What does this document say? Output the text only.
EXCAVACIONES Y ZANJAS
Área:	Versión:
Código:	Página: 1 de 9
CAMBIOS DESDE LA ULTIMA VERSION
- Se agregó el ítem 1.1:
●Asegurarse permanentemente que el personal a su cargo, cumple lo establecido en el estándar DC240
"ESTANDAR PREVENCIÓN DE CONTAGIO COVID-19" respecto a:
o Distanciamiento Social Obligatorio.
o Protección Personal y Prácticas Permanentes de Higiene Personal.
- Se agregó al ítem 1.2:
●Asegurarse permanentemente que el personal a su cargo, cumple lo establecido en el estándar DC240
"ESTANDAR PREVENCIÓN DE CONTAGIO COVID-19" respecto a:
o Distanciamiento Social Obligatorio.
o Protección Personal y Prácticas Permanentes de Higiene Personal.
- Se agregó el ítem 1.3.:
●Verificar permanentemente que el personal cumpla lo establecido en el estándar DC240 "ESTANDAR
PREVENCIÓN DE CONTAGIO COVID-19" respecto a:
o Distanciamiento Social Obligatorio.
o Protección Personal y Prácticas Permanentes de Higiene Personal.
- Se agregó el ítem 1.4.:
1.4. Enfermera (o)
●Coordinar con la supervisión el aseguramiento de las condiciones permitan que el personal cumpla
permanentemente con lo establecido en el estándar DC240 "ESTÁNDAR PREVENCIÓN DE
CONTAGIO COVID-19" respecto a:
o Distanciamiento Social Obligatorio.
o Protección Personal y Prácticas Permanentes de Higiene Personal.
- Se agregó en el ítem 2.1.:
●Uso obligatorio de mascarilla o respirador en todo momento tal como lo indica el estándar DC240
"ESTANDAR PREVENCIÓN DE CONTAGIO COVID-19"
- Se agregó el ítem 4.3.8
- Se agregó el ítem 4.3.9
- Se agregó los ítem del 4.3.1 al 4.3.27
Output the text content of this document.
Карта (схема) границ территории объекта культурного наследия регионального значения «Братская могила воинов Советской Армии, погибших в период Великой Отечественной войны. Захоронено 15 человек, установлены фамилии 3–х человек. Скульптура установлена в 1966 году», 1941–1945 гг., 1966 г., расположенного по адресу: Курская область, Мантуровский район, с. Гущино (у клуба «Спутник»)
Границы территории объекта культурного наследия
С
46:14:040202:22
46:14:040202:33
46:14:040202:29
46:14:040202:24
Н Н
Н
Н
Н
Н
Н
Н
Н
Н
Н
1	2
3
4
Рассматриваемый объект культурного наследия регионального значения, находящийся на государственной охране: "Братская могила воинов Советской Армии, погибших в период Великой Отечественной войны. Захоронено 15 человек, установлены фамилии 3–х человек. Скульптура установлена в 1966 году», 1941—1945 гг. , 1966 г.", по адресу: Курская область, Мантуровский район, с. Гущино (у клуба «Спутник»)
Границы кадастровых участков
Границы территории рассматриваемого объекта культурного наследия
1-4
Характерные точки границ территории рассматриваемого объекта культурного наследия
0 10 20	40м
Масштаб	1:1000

### Set exercise
Reproduce only the lines between the line containing "Output the text content of this document." and the last line of the records, those two lines included, exactly.

### Task response
Output the text content of this document.
Карта (схема) границ территории объекта культурного наследия регионального значения «Братская могила воинов Советской Армии, погибших в период Великой Отечественной войны. Захоронено 15 человек, установлены фамилии 3–х человек. Скульптура установлена в 1966 году», 1941–1945 гг., 1966 г., расположенного по адресу: Курская область, Мантуровский район, с. Гущино (у клуба «Спутник»)
Границы территории объекта культурного наследия
С
46:14:040202:22
46:14:040202:33
46:14:040202:29
46:14:040202:24
Н Н
Н
Н
Н
Н
Н
Н
Н
Н
Н
1	2
3
4
Рассматриваемый объект культурного наследия регионального значения, находящийся на государственной охране: "Братская могила воинов Советской Армии, погибших в период Великой Отечественной войны. Захоронено 15 человек, установлены фамилии 3–х человек. Скульптура установлена в 1966 году», 1941—1945 гг. , 1966 г.", по адресу: Курская область, Мантуровский район, с. Гущино (у клуба «Спутник»)
Границы кадастровых участков
Границы территории рассматриваемого объекта культурного наследия
1-4
Характерные точки границ территории рассматриваемого объекта культурного наследия
0 10 20	40м
Масштаб	1:1000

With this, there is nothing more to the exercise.